DIRECTIONS FOR THIS TASK:
Copy the records below exactly as they are written.

DATASET:
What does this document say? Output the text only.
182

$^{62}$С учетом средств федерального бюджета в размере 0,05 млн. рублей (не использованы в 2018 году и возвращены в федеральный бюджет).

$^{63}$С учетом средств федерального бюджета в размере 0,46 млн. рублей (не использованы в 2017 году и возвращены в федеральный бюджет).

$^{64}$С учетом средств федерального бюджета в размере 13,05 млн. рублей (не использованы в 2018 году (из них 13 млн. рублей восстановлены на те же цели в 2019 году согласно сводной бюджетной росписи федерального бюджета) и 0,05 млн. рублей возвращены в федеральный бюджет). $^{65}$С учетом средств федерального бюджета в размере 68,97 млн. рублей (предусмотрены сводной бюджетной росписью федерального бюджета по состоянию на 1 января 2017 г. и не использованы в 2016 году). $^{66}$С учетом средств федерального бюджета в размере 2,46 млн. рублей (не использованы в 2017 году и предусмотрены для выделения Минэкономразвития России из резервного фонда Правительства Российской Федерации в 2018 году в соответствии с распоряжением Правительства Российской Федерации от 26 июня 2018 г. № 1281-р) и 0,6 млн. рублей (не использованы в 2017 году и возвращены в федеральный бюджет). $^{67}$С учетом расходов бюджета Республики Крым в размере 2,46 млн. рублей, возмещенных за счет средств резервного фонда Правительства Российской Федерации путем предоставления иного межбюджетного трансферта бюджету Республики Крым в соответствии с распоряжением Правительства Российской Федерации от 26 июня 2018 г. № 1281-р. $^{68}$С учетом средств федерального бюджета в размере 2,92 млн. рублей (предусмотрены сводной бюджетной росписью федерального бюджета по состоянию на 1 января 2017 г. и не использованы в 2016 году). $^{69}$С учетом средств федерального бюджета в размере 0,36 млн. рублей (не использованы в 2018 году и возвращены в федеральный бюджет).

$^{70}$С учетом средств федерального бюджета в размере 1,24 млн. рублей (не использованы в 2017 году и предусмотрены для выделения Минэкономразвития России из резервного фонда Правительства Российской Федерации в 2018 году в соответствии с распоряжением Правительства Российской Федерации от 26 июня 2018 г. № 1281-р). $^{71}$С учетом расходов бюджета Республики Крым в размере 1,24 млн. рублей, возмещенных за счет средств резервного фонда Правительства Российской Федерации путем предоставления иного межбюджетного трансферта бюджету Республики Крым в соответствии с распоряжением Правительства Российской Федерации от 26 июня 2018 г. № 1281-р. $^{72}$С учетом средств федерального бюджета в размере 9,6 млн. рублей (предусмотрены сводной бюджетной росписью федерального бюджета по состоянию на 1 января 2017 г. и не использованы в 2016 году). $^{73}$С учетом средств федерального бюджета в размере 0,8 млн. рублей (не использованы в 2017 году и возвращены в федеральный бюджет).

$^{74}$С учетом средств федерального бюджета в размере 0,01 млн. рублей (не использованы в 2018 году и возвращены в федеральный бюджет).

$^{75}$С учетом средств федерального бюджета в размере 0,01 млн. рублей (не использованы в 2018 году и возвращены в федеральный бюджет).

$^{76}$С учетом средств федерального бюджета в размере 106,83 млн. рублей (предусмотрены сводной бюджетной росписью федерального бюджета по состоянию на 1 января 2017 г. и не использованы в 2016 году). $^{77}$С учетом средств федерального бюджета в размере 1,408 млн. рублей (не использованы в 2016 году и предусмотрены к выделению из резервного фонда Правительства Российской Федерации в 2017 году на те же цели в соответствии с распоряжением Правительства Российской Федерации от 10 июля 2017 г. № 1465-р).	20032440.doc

TASK RESULT:
What does this document say? Output the text only.
182

$^{62}$С учетом средств федерального бюджета в размере 0,05 млн. рублей (не использованы в 2018 году и возвращены в федеральный бюджет).

$^{63}$С учетом средств федерального бюджета в размере 0,46 млн. рублей (не использованы в 2017 году и возвращены в федеральный бюджет).

$^{64}$С учетом средств федерального бюджета в размере 13,05 млн. рублей (не использованы в 2018 году (из них 13 млн. рублей восстановлены на те же цели в 2019 году согласно сводной бюджетной росписи федерального бюджета) и 0,05 млн. рублей возвращены в федеральный бюджет). $^{65}$С учетом средств федерального бюджета в размере 68,97 млн. рублей (предусмотрены сводной бюджетной росписью федерального бюджета по состоянию на 1 января 2017 г. и не использованы в 2016 году). $^{66}$С учетом средств федерального бюджета в размере 2,46 млн. рублей (не использованы в 2017 году и предусмотрены для выделения Минэкономразвития России из резервного фонда Правительства Российской Федерации в 2018 году в соответствии с распоряжением Правительства Российской Федерации от 26 июня 2018 г. № 1281-р) и 0,6 млн. рублей (не использованы в 2017 году и возвращены в федеральный бюджет). $^{67}$С учетом расходов бюджета Республики Крым в размере 2,46 млн. рублей, возмещенных за счет средств резервного фонда Правительства Российской Федерации путем предоставления иного межбюджетного трансферта бюджету Республики Крым в соответствии с распоряжением Правительства Российской Федерации от 26 июня 2018 г. № 1281-р. $^{68}$С учетом средств федерального бюджета в размере 2,92 млн. рублей (предусмотрены сводной бюджетной росписью федерального бюджета по состоянию на 1 января 2017 г. и не использованы в 2016 году). $^{69}$С учетом средств федерального бюджета в размере 0,36 млн. рублей (не использованы в 2018 году и возвращены в федеральный бюджет).

$^{70}$С учетом средств федерального бюджета в размере 1,24 млн. рублей (не использованы в 2017 году и предусмотрены для выделения Минэкономразвития России из резервного фонда Правительства Российской Федерации в 2018 году в соответствии с распоряжением Правительства Российской Федерации от 26 июня 2018 г. № 1281-р). $^{71}$С учетом расходов бюджета Республики Крым в размере 1,24 млн. рублей, возмещенных за счет средств резервного фонда Правительства Российской Федерации путем предоставления иного межбюджетного трансферта бюджету Республики Крым в соответствии с распоряжением Правительства Российской Федерации от 26 июня 2018 г. № 1281-р. $^{72}$С учетом средств федерального бюджета в размере 9,6 млн. рублей (предусмотрены сводной бюджетной росписью федерального бюджета по состоянию на 1 января 2017 г. и не использованы в 2016 году). $^{73}$С учетом средств федерального бюджета в размере 0,8 млн. рублей (не использованы в 2017 году и возвращены в федеральный бюджет).

$^{74}$С учетом средств федерального бюджета в размере 0,01 млн. рублей (не использованы в 2018 году и возвращены в федеральный бюджет).

$^{75}$С учетом средств федерального бюджета в размере 0,01 млн. рублей (не использованы в 2018 году и возвращены в федеральный бюджет).

$^{76}$С учетом средств федерального бюджета в размере 106,83 млн. рублей (предусмотрены сводной бюджетной росписью федерального бюджета по состоянию на 1 января 2017 г. и не использованы в 2016 году). $^{77}$С учетом средств федерального бюджета в размере 1,408 млн. рублей (не использованы в 2016 году и предусмотрены к выделению из резервного фонда Правительства Российской Федерации в 2017 году на те же цели в соответствии с распоряжением Правительства Российской Федерации от 10 июля 2017 г. № 1465-р).	20032440.doc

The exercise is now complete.